▶ [Goal]:
Repeat each record below exactly, dropping the pictures.

##### Data entries #####

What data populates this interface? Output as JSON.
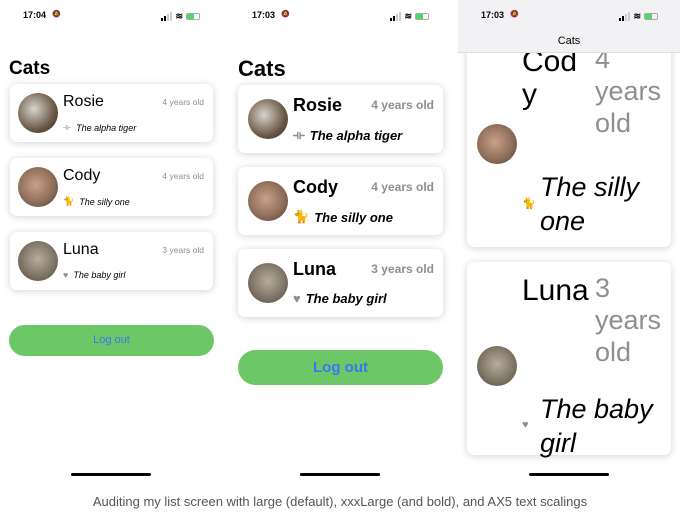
{
  "panels": [
    {
      "time": "17:04",
      "title": "Cats",
      "logout": "Log out",
      "cats": [
        {
          "name": "Rosie",
          "age": "4 years old",
          "tagline": "The alpha tiger",
          "icon": "dumbbell-icon"
        },
        {
          "name": "Cody",
          "age": "4 years old",
          "tagline": "The silly one",
          "icon": "cat-icon"
        },
        {
          "name": "Luna",
          "age": "3 years old",
          "tagline": "The baby girl",
          "icon": "heart-icon"
        }
      ]
    },
    {
      "time": "17:03",
      "title": "Cats",
      "logout": "Log out",
      "cats": [
        {
          "name": "Rosie",
          "age": "4 years old",
          "tagline": "The alpha tiger",
          "icon": "dumbbell-icon"
        },
        {
          "name": "Cody",
          "age": "4 years old",
          "tagline": "The silly one",
          "icon": "cat-icon"
        },
        {
          "name": "Luna",
          "age": "3 years old",
          "tagline": "The baby girl",
          "icon": "heart-icon"
        }
      ]
    },
    {
      "time": "17:03",
      "title": "Cats",
      "cats": [
        {
          "name": "Cody",
          "age": "4 years old",
          "tagline": "The silly one",
          "icon": "cat-icon"
        },
        {
          "name": "Luna",
          "age": "3 years old",
          "tagline": "The baby girl",
          "icon": "heart-icon"
        }
      ]
    }
  ],
  "colors": {
    "button": "#6cc867",
    "button_text": "#3478f6",
    "secondary": "#8e8e93"
  },
  "caption": "Auditing my list screen with large (default), xxxLarge (and bold), and AX5 text scalings"
}
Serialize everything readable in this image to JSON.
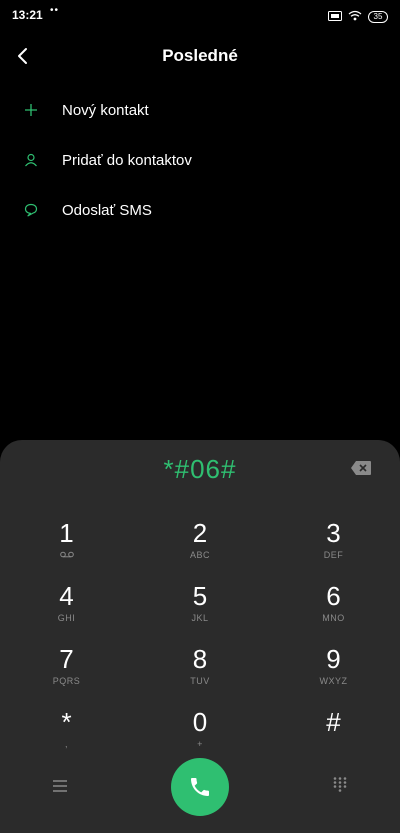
{
  "status_bar": {
    "time": "13:21",
    "dots": "••",
    "battery": "35"
  },
  "header": {
    "title": "Posledné"
  },
  "actions": [
    {
      "icon": "plus-icon",
      "label": "Nový kontakt"
    },
    {
      "icon": "person-icon",
      "label": "Pridať do kontaktov"
    },
    {
      "icon": "chat-bubble-icon",
      "label": "Odoslať SMS"
    }
  ],
  "dialpad": {
    "number": "*#06#",
    "keys": [
      {
        "digit": "1",
        "sub": ""
      },
      {
        "digit": "2",
        "sub": "ABC"
      },
      {
        "digit": "3",
        "sub": "DEF"
      },
      {
        "digit": "4",
        "sub": "GHI"
      },
      {
        "digit": "5",
        "sub": "JKL"
      },
      {
        "digit": "6",
        "sub": "MNO"
      },
      {
        "digit": "7",
        "sub": "PQRS"
      },
      {
        "digit": "8",
        "sub": "TUV"
      },
      {
        "digit": "9",
        "sub": "WXYZ"
      },
      {
        "digit": "*",
        "sub": ","
      },
      {
        "digit": "0",
        "sub": "+"
      },
      {
        "digit": "#",
        "sub": ""
      }
    ]
  },
  "colors": {
    "accent": "#2fbf71",
    "background": "#000000",
    "dialpad_bg": "#2b2b2b"
  }
}
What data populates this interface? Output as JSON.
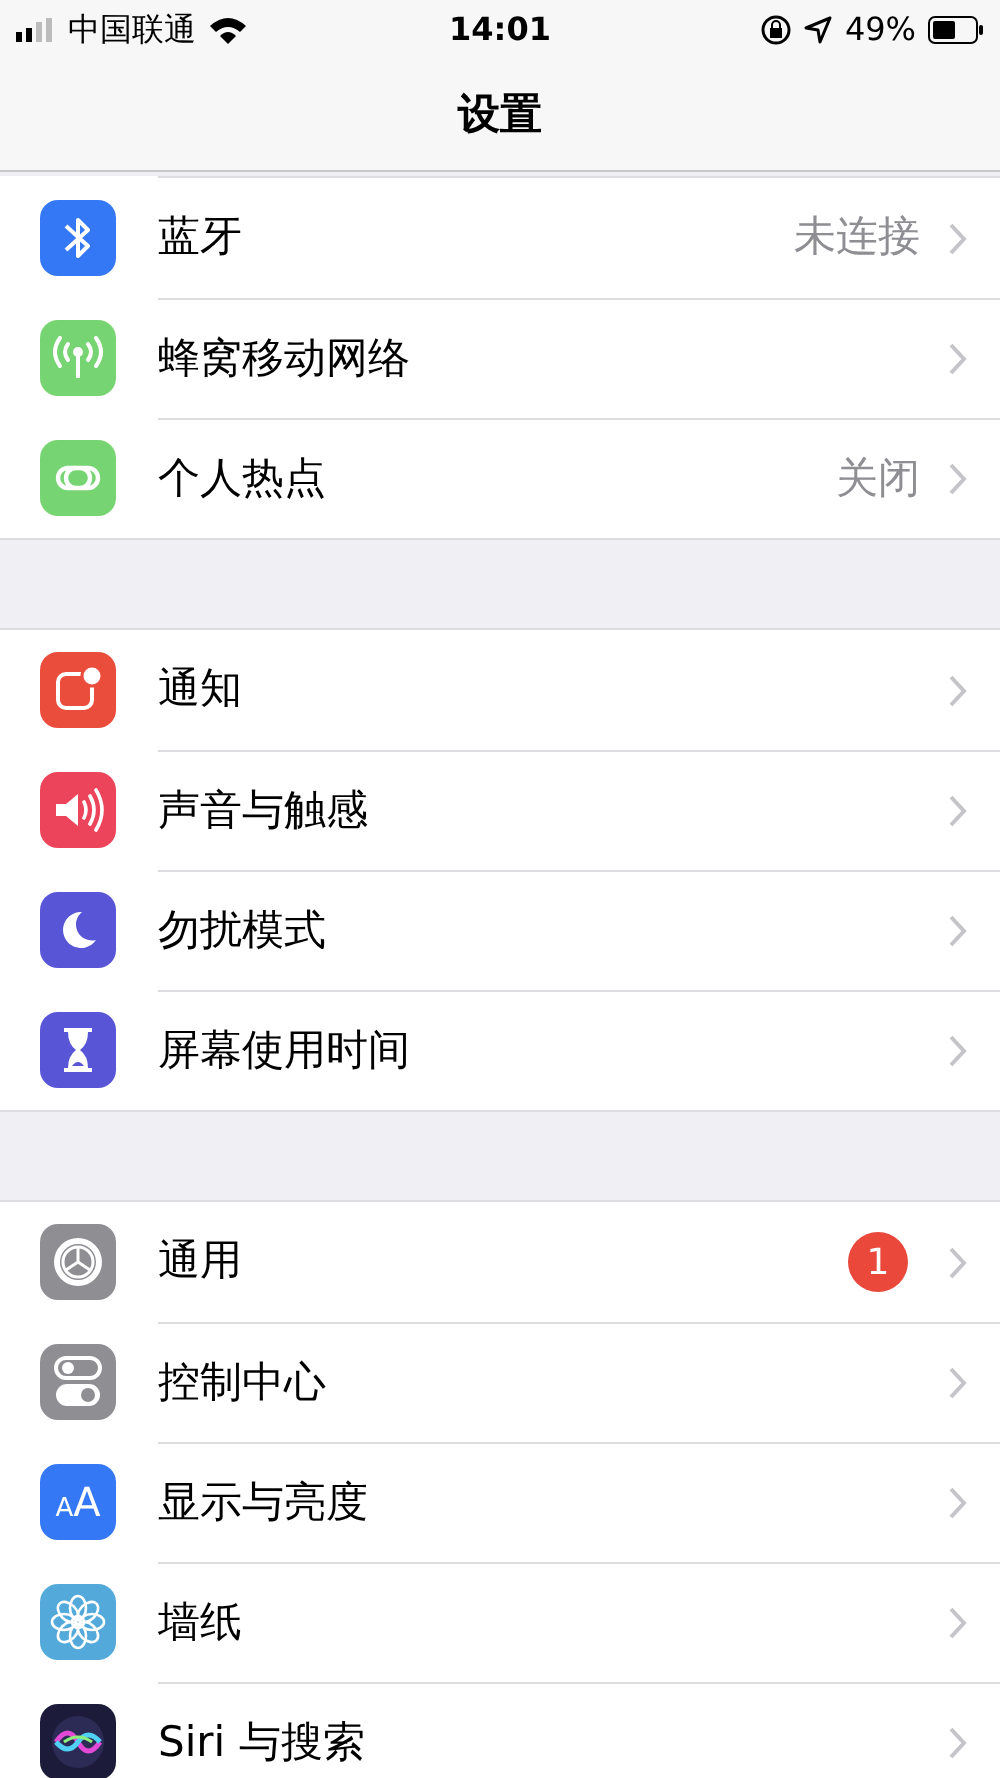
{
  "status_bar": {
    "carrier": "中国联通",
    "time": "14:01",
    "battery": "49%"
  },
  "nav": {
    "title": "设置"
  },
  "groups": [
    {
      "items": [
        {
          "kind": "bluetooth",
          "color": "#3478f6",
          "label": "蓝牙",
          "value": "未连接"
        },
        {
          "kind": "cellular",
          "color": "#76d572",
          "label": "蜂窝移动网络"
        },
        {
          "kind": "hotspot",
          "color": "#76d572",
          "label": "个人热点",
          "value": "关闭"
        }
      ]
    },
    {
      "items": [
        {
          "kind": "notifications",
          "color": "#eb4d3d",
          "label": "通知"
        },
        {
          "kind": "sounds",
          "color": "#ec445a",
          "label": "声音与触感"
        },
        {
          "kind": "moon",
          "color": "#5856d6",
          "label": "勿扰模式"
        },
        {
          "kind": "hourglass",
          "color": "#5856d6",
          "label": "屏幕使用时间"
        }
      ]
    },
    {
      "items": [
        {
          "kind": "gear",
          "color": "#8e8e93",
          "label": "通用",
          "badge": "1"
        },
        {
          "kind": "toggles",
          "color": "#8e8e93",
          "label": "控制中心"
        },
        {
          "kind": "textsize",
          "color": "#3478f6",
          "label": "显示与亮度",
          "icon_glyphs": [
            "A",
            "A"
          ]
        },
        {
          "kind": "flower",
          "color": "#54a9db",
          "label": "墙纸"
        },
        {
          "kind": "siri",
          "color": "#1c1c3a",
          "label": "Siri 与搜索"
        }
      ]
    }
  ]
}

#####

▶ [Finished answer]:
What data populates this interface? Output as JSON.
{
  "panels": [
    {
      "time": "17:04",
      "title": "Cats",
      "logout": "Log out",
      "cats": [
        {
          "name": "Rosie",
          "age": "4 years old",
          "tagline": "The alpha tiger",
          "icon": "dumbbell-icon"
        },
        {
          "name": "Cody",
          "age": "4 years old",
          "tagline": "The silly one",
          "icon": "cat-icon"
        },
        {
          "name": "Luna",
          "age": "3 years old",
          "tagline": "The baby girl",
          "icon": "heart-icon"
        }
      ]
    },
    {
      "time": "17:03",
      "title": "Cats",
      "logout": "Log out",
      "cats": [
        {
          "name": "Rosie",
          "age": "4 years old",
          "tagline": "The alpha tiger",
          "icon": "dumbbell-icon"
        },
        {
          "name": "Cody",
          "age": "4 years old",
          "tagline": "The silly one",
          "icon": "cat-icon"
        },
        {
          "name": "Luna",
          "age": "3 years old",
          "tagline": "The baby girl",
          "icon": "heart-icon"
        }
      ]
    },
    {
      "time": "17:03",
      "title": "Cats",
      "cats": [
        {
          "name": "Cody",
          "age": "4 years old",
          "tagline": "The silly one",
          "icon": "cat-icon"
        },
        {
          "name": "Luna",
          "age": "3 years old",
          "tagline": "The baby girl",
          "icon": "heart-icon"
        }
      ]
    }
  ],
  "colors": {
    "button": "#6cc867",
    "button_text": "#3478f6",
    "secondary": "#8e8e93"
  },
  "caption": "Auditing my list screen with large (default), xxxLarge (and bold), and AX5 text scalings"
}
Serialize everything readable in this image to JSON.
{
  "status_bar": {
    "time": "13:21",
    "dots": "••",
    "battery": "35"
  },
  "header": {
    "title": "Posledné"
  },
  "actions": [
    {
      "icon": "plus-icon",
      "label": "Nový kontakt"
    },
    {
      "icon": "person-icon",
      "label": "Pridať do kontaktov"
    },
    {
      "icon": "chat-bubble-icon",
      "label": "Odoslať SMS"
    }
  ],
  "dialpad": {
    "number": "*#06#",
    "keys": [
      {
        "digit": "1",
        "sub": ""
      },
      {
        "digit": "2",
        "sub": "ABC"
      },
      {
        "digit": "3",
        "sub": "DEF"
      },
      {
        "digit": "4",
        "sub": "GHI"
      },
      {
        "digit": "5",
        "sub": "JKL"
      },
      {
        "digit": "6",
        "sub": "MNO"
      },
      {
        "digit": "7",
        "sub": "PQRS"
      },
      {
        "digit": "8",
        "sub": "TUV"
      },
      {
        "digit": "9",
        "sub": "WXYZ"
      },
      {
        "digit": "*",
        "sub": ","
      },
      {
        "digit": "0",
        "sub": "+"
      },
      {
        "digit": "#",
        "sub": ""
      }
    ]
  },
  "colors": {
    "accent": "#2fbf71",
    "background": "#000000",
    "dialpad_bg": "#2b2b2b"
  }
}
What data populates this interface? Output as JSON.
{
  "status_bar": {
    "carrier": "中国联通",
    "time": "14:01",
    "battery": "49%"
  },
  "nav": {
    "title": "设置"
  },
  "groups": [
    {
      "items": [
        {
          "kind": "bluetooth",
          "color": "#3478f6",
          "label": "蓝牙",
          "value": "未连接"
        },
        {
          "kind": "cellular",
          "color": "#76d572",
          "label": "蜂窝移动网络"
        },
        {
          "kind": "hotspot",
          "color": "#76d572",
          "label": "个人热点",
          "value": "关闭"
        }
      ]
    },
    {
      "items": [
        {
          "kind": "notifications",
          "color": "#eb4d3d",
          "label": "通知"
        },
        {
          "kind": "sounds",
          "color": "#ec445a",
          "label": "声音与触感"
        },
        {
          "kind": "moon",
          "color": "#5856d6",
          "label": "勿扰模式"
        },
        {
          "kind": "hourglass",
          "color": "#5856d6",
          "label": "屏幕使用时间"
        }
      ]
    },
    {
      "items": [
        {
          "kind": "gear",
          "color": "#8e8e93",
          "label": "通用",
          "badge": "1"
        },
        {
          "kind": "toggles",
          "color": "#8e8e93",
          "label": "控制中心"
        },
        {
          "kind": "textsize",
          "color": "#3478f6",
          "label": "显示与亮度",
          "icon_glyphs": [
            "A",
            "A"
          ]
        },
        {
          "kind": "flower",
          "color": "#54a9db",
          "label": "墙纸"
        },
        {
          "kind": "siri",
          "color": "#1c1c3a",
          "label": "Siri 与搜索"
        }
      ]
    }
  ]
}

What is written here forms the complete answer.